====== Records to use
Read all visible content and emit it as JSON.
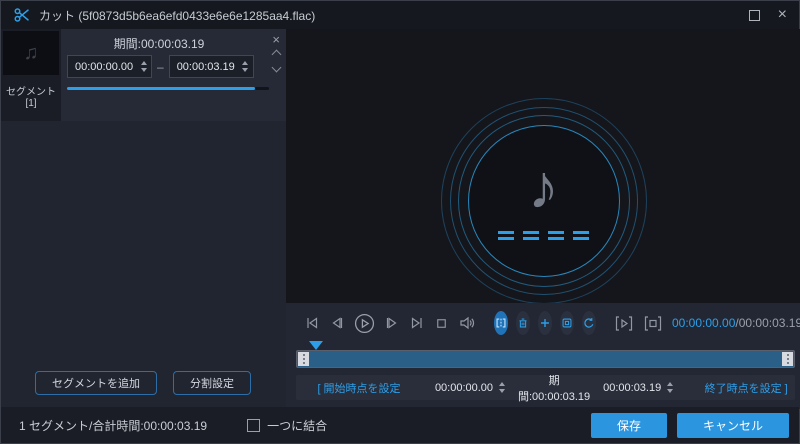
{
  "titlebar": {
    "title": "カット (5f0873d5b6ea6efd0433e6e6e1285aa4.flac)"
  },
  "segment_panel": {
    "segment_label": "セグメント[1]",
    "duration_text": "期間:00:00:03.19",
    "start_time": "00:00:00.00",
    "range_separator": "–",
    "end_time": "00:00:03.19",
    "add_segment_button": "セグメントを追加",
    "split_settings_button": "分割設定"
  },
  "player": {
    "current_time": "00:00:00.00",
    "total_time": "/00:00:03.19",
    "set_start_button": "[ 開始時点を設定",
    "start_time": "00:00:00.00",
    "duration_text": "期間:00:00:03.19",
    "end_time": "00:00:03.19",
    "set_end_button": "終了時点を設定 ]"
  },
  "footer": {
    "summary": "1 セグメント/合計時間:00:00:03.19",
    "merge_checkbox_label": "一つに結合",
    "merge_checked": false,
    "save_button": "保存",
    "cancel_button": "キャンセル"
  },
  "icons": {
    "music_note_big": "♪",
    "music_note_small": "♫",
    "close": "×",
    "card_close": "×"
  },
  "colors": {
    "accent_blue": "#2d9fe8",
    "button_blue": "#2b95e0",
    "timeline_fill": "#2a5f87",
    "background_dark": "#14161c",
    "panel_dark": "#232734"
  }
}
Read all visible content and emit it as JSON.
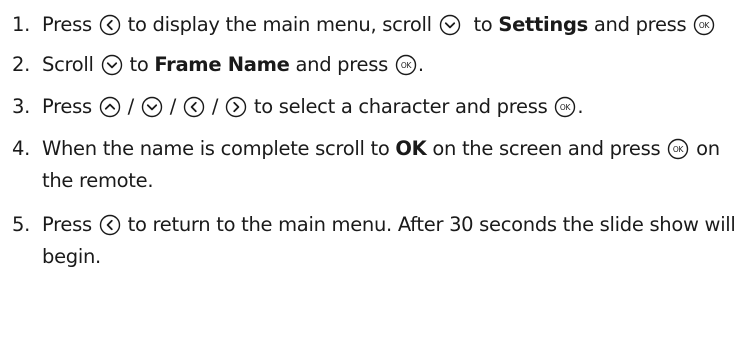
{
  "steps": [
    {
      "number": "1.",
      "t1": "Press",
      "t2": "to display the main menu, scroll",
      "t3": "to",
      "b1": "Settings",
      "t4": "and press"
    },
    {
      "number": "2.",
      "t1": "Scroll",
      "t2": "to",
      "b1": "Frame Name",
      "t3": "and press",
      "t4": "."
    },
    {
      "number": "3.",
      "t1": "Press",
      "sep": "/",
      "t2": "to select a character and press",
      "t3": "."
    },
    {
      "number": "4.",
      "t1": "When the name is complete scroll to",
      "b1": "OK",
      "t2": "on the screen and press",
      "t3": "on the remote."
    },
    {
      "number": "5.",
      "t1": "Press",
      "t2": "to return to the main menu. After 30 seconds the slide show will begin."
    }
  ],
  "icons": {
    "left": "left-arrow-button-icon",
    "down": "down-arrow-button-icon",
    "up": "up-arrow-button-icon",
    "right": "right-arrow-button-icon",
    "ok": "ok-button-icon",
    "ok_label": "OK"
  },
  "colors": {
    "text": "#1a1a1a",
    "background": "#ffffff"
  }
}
============
Return all lines containing "arrow".

    "left": "left-arrow-button-icon",
    "down": "down-arrow-button-icon",
    "up": "up-arrow-button-icon",
    "right": "right-arrow-button-icon",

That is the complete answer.